▶ **PROBLEM**: Print all the records exactly, please.

* start GIVEN RECORDS *

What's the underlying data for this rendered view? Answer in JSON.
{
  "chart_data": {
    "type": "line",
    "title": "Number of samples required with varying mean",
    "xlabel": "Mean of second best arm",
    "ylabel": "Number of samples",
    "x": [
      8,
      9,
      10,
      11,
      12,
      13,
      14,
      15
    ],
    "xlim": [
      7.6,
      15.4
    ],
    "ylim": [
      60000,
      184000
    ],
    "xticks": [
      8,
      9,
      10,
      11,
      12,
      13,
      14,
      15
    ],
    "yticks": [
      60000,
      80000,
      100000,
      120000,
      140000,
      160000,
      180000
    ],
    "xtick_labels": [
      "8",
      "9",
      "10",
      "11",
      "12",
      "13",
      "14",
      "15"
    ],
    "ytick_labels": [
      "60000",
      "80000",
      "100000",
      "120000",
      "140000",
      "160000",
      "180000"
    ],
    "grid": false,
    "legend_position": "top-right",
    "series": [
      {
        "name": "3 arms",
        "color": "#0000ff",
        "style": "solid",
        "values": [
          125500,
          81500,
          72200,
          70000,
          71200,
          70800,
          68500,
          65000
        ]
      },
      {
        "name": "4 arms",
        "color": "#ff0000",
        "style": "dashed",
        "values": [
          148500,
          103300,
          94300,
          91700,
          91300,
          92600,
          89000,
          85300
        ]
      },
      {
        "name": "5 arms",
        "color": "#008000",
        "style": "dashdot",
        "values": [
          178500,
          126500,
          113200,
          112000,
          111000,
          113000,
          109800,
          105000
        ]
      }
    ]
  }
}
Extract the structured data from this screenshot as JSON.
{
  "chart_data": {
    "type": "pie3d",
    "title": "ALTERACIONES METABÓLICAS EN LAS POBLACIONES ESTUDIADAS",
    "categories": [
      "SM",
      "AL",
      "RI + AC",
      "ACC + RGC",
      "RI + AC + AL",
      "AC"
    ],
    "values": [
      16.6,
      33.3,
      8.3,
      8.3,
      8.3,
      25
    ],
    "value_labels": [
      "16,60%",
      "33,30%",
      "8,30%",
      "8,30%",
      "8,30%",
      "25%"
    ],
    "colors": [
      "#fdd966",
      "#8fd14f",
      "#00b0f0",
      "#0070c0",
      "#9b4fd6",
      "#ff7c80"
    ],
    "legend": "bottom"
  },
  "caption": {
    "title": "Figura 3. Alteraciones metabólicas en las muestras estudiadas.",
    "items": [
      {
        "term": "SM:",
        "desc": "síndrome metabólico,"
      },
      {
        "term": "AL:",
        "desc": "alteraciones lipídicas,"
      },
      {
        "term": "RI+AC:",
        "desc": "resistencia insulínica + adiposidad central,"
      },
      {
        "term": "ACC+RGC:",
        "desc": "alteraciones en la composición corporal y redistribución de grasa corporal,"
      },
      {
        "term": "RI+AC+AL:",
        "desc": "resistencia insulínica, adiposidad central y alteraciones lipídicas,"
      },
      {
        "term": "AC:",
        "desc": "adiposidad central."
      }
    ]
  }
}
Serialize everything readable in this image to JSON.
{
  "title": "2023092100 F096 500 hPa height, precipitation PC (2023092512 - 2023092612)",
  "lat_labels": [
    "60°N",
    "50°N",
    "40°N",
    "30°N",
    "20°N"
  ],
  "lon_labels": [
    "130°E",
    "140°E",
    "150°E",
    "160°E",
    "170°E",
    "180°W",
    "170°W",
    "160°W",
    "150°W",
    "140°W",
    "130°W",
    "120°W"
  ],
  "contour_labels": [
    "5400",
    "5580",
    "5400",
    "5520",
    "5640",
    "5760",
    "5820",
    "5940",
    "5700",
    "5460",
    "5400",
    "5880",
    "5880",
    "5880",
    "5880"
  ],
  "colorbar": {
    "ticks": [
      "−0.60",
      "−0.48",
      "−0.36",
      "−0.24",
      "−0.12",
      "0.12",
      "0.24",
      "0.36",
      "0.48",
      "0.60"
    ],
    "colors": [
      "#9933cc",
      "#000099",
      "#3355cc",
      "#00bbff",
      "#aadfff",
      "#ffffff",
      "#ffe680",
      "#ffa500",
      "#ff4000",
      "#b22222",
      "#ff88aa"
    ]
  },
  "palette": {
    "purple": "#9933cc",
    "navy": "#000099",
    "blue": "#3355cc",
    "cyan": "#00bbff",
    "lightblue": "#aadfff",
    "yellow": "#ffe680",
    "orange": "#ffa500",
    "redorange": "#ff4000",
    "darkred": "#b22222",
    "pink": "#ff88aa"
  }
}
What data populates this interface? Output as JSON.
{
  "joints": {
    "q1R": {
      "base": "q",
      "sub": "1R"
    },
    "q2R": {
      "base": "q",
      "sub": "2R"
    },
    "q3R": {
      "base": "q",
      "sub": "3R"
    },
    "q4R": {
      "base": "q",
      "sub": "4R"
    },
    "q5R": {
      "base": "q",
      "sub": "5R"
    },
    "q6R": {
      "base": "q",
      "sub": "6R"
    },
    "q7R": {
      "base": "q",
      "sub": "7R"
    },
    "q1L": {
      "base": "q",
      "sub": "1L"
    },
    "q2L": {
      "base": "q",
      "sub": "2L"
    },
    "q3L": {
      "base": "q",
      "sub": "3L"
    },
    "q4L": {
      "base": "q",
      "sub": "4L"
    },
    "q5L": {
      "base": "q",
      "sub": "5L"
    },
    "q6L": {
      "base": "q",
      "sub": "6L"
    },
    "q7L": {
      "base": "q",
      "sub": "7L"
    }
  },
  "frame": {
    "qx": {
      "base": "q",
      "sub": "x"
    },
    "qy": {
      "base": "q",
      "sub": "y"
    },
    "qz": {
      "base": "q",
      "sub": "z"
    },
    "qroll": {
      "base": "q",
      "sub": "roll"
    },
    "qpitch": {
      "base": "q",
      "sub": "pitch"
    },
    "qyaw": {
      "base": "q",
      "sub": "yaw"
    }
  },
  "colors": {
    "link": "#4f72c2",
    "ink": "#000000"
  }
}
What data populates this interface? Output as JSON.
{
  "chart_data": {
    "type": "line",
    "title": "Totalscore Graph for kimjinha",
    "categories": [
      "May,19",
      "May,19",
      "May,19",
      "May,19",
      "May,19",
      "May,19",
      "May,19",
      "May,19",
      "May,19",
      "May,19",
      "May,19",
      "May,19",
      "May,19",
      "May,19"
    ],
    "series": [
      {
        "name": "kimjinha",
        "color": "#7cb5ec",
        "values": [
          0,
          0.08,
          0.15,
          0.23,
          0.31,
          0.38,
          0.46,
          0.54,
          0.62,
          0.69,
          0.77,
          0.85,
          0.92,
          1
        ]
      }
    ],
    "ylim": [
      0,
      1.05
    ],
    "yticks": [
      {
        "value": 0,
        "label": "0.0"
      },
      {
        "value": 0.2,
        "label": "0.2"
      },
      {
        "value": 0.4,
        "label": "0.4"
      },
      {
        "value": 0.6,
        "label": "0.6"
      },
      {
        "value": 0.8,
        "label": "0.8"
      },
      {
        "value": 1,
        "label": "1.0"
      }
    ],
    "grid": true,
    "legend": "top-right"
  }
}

* end GIVEN RECORDS *

▶ **ANSWER TO THIS TASK**:
What's the underlying data for this rendered view? Answer in JSON.
{
  "chart_data": {
    "type": "line",
    "title": "Number of samples required with varying mean",
    "xlabel": "Mean of second best arm",
    "ylabel": "Number of samples",
    "x": [
      8,
      9,
      10,
      11,
      12,
      13,
      14,
      15
    ],
    "xlim": [
      7.6,
      15.4
    ],
    "ylim": [
      60000,
      184000
    ],
    "xticks": [
      8,
      9,
      10,
      11,
      12,
      13,
      14,
      15
    ],
    "yticks": [
      60000,
      80000,
      100000,
      120000,
      140000,
      160000,
      180000
    ],
    "xtick_labels": [
      "8",
      "9",
      "10",
      "11",
      "12",
      "13",
      "14",
      "15"
    ],
    "ytick_labels": [
      "60000",
      "80000",
      "100000",
      "120000",
      "140000",
      "160000",
      "180000"
    ],
    "grid": false,
    "legend_position": "top-right",
    "series": [
      {
        "name": "3 arms",
        "color": "#0000ff",
        "style": "solid",
        "values": [
          125500,
          81500,
          72200,
          70000,
          71200,
          70800,
          68500,
          65000
        ]
      },
      {
        "name": "4 arms",
        "color": "#ff0000",
        "style": "dashed",
        "values": [
          148500,
          103300,
          94300,
          91700,
          91300,
          92600,
          89000,
          85300
        ]
      },
      {
        "name": "5 arms",
        "color": "#008000",
        "style": "dashdot",
        "values": [
          178500,
          126500,
          113200,
          112000,
          111000,
          113000,
          109800,
          105000
        ]
      }
    ]
  }
}
Extract the structured data from this screenshot as JSON.
{
  "chart_data": {
    "type": "pie3d",
    "title": "ALTERACIONES METABÓLICAS EN LAS POBLACIONES ESTUDIADAS",
    "categories": [
      "SM",
      "AL",
      "RI + AC",
      "ACC + RGC",
      "RI + AC + AL",
      "AC"
    ],
    "values": [
      16.6,
      33.3,
      8.3,
      8.3,
      8.3,
      25
    ],
    "value_labels": [
      "16,60%",
      "33,30%",
      "8,30%",
      "8,30%",
      "8,30%",
      "25%"
    ],
    "colors": [
      "#fdd966",
      "#8fd14f",
      "#00b0f0",
      "#0070c0",
      "#9b4fd6",
      "#ff7c80"
    ],
    "legend": "bottom"
  },
  "caption": {
    "title": "Figura 3. Alteraciones metabólicas en las muestras estudiadas.",
    "items": [
      {
        "term": "SM:",
        "desc": "síndrome metabólico,"
      },
      {
        "term": "AL:",
        "desc": "alteraciones lipídicas,"
      },
      {
        "term": "RI+AC:",
        "desc": "resistencia insulínica + adiposidad central,"
      },
      {
        "term": "ACC+RGC:",
        "desc": "alteraciones en la composición corporal y redistribución de grasa corporal,"
      },
      {
        "term": "RI+AC+AL:",
        "desc": "resistencia insulínica, adiposidad central y alteraciones lipídicas,"
      },
      {
        "term": "AC:",
        "desc": "adiposidad central."
      }
    ]
  }
}
Serialize everything readable in this image to JSON.
{
  "title": "2023092100 F096 500 hPa height, precipitation PC (2023092512 - 2023092612)",
  "lat_labels": [
    "60°N",
    "50°N",
    "40°N",
    "30°N",
    "20°N"
  ],
  "lon_labels": [
    "130°E",
    "140°E",
    "150°E",
    "160°E",
    "170°E",
    "180°W",
    "170°W",
    "160°W",
    "150°W",
    "140°W",
    "130°W",
    "120°W"
  ],
  "contour_labels": [
    "5400",
    "5580",
    "5400",
    "5520",
    "5640",
    "5760",
    "5820",
    "5940",
    "5700",
    "5460",
    "5400",
    "5880",
    "5880",
    "5880",
    "5880"
  ],
  "colorbar": {
    "ticks": [
      "−0.60",
      "−0.48",
      "−0.36",
      "−0.24",
      "−0.12",
      "0.12",
      "0.24",
      "0.36",
      "0.48",
      "0.60"
    ],
    "colors": [
      "#9933cc",
      "#000099",
      "#3355cc",
      "#00bbff",
      "#aadfff",
      "#ffffff",
      "#ffe680",
      "#ffa500",
      "#ff4000",
      "#b22222",
      "#ff88aa"
    ]
  },
  "palette": {
    "purple": "#9933cc",
    "navy": "#000099",
    "blue": "#3355cc",
    "cyan": "#00bbff",
    "lightblue": "#aadfff",
    "yellow": "#ffe680",
    "orange": "#ffa500",
    "redorange": "#ff4000",
    "darkred": "#b22222",
    "pink": "#ff88aa"
  }
}
What data populates this interface? Output as JSON.
{
  "joints": {
    "q1R": {
      "base": "q",
      "sub": "1R"
    },
    "q2R": {
      "base": "q",
      "sub": "2R"
    },
    "q3R": {
      "base": "q",
      "sub": "3R"
    },
    "q4R": {
      "base": "q",
      "sub": "4R"
    },
    "q5R": {
      "base": "q",
      "sub": "5R"
    },
    "q6R": {
      "base": "q",
      "sub": "6R"
    },
    "q7R": {
      "base": "q",
      "sub": "7R"
    },
    "q1L": {
      "base": "q",
      "sub": "1L"
    },
    "q2L": {
      "base": "q",
      "sub": "2L"
    },
    "q3L": {
      "base": "q",
      "sub": "3L"
    },
    "q4L": {
      "base": "q",
      "sub": "4L"
    },
    "q5L": {
      "base": "q",
      "sub": "5L"
    },
    "q6L": {
      "base": "q",
      "sub": "6L"
    },
    "q7L": {
      "base": "q",
      "sub": "7L"
    }
  },
  "frame": {
    "qx": {
      "base": "q",
      "sub": "x"
    },
    "qy": {
      "base": "q",
      "sub": "y"
    },
    "qz": {
      "base": "q",
      "sub": "z"
    },
    "qroll": {
      "base": "q",
      "sub": "roll"
    },
    "qpitch": {
      "base": "q",
      "sub": "pitch"
    },
    "qyaw": {
      "base": "q",
      "sub": "yaw"
    }
  },
  "colors": {
    "link": "#4f72c2",
    "ink": "#000000"
  }
}
What data populates this interface? Output as JSON.
{
  "chart_data": {
    "type": "line",
    "title": "Totalscore Graph for kimjinha",
    "categories": [
      "May,19",
      "May,19",
      "May,19",
      "May,19",
      "May,19",
      "May,19",
      "May,19",
      "May,19",
      "May,19",
      "May,19",
      "May,19",
      "May,19",
      "May,19",
      "May,19"
    ],
    "series": [
      {
        "name": "kimjinha",
        "color": "#7cb5ec",
        "values": [
          0,
          0.08,
          0.15,
          0.23,
          0.31,
          0.38,
          0.46,
          0.54,
          0.62,
          0.69,
          0.77,
          0.85,
          0.92,
          1
        ]
      }
    ],
    "ylim": [
      0,
      1.05
    ],
    "yticks": [
      {
        "value": 0,
        "label": "0.0"
      },
      {
        "value": 0.2,
        "label": "0.2"
      },
      {
        "value": 0.4,
        "label": "0.4"
      },
      {
        "value": 0.6,
        "label": "0.6"
      },
      {
        "value": 0.8,
        "label": "0.8"
      },
      {
        "value": 1,
        "label": "1.0"
      }
    ],
    "grid": true,
    "legend": "top-right"
  }
}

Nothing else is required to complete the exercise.